__How to complete this task__
In the text on Cas9-based genome editing of LGG, how long did the lactose-positive LGG stay viable during cold storage?

__Selected text__

++++++++++

Exploiting Endogenous Cas9-Based Genome Editing of Lacticaseibacillus rhamnosus GG (LGG) for Precision Food Fermentation and Live Biotherapeutics

Lacticaseibacillus rhamnosus GG (LGG) is one of the most studied probiotic strains and is widely used in both food and therapeutic industries. With its safe and health-beneficial properties, LGG is an ideal candidate for genome modification to enhance its functionalities for food, industrial and pharmaceutical applications. However, precise and efficient genome engineering tools for LGG are unavailable. In this study, we developed a novel genome engineering tool for LGG based on its endogenous type II-A CRISPR-Cas9 system. By employing a validated protospacer adjacent motif (PAM), a customized single guide RNA (sgRNA) expression cassette and a homologous repair template, we successfully reprogrammed the native CRISPR-Cas9 system for targeted genome modifications. Using this method, we successfully constructed a fucose-negative LGG incapable of growing on L-fucose and a lactose-positive LGG. The lactose-positive LGG exhibited significantly improved growth in milk compared to its parental strain LGG, which is unable to ferment lactose, attributed to its ability to metabolize lactose efficiently. Moreover, this strain showed robust growth during yogurt fermentation and maintained viability during cold storage for at least three weeks. These findings highlight the potential of the lactose-positive LGG as an improved culture for dairy industry and a functional probiotic for food and therapeutic applications.

++++++++++

__Information__
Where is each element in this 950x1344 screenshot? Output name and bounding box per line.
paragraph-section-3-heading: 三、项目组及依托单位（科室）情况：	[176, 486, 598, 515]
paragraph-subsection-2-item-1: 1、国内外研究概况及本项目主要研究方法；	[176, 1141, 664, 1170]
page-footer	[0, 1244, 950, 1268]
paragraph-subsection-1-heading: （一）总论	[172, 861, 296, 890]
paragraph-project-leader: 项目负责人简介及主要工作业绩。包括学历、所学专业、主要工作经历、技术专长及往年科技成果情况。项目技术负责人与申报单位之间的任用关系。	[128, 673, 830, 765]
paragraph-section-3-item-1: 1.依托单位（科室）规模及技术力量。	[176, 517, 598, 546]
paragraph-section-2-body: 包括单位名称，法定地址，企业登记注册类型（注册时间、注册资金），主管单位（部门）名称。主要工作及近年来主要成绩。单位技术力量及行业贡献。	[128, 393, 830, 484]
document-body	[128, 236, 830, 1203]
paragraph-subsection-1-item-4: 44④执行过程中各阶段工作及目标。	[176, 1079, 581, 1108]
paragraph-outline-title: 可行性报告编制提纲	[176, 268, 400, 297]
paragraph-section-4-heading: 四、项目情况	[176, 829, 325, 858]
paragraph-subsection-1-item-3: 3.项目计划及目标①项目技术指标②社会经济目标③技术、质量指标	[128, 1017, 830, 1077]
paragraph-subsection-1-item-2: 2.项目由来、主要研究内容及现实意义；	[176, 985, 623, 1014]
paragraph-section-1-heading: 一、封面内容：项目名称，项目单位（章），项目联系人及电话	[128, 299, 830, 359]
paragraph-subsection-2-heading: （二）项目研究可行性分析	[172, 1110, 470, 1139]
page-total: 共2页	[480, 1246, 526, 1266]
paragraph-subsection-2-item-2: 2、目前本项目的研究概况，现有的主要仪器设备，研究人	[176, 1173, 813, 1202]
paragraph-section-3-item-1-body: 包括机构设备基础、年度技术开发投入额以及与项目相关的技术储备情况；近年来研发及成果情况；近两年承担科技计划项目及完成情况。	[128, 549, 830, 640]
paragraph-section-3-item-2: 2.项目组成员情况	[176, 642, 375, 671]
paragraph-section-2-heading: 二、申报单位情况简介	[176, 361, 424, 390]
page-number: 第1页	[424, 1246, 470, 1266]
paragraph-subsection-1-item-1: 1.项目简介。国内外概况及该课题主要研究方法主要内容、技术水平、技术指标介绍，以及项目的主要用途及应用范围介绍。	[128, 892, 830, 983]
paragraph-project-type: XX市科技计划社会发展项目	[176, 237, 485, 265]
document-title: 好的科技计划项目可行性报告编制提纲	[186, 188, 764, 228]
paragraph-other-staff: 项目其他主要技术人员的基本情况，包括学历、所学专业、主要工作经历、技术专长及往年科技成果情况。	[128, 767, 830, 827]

++++++++++

__Solution for this problem__
At least three weeks.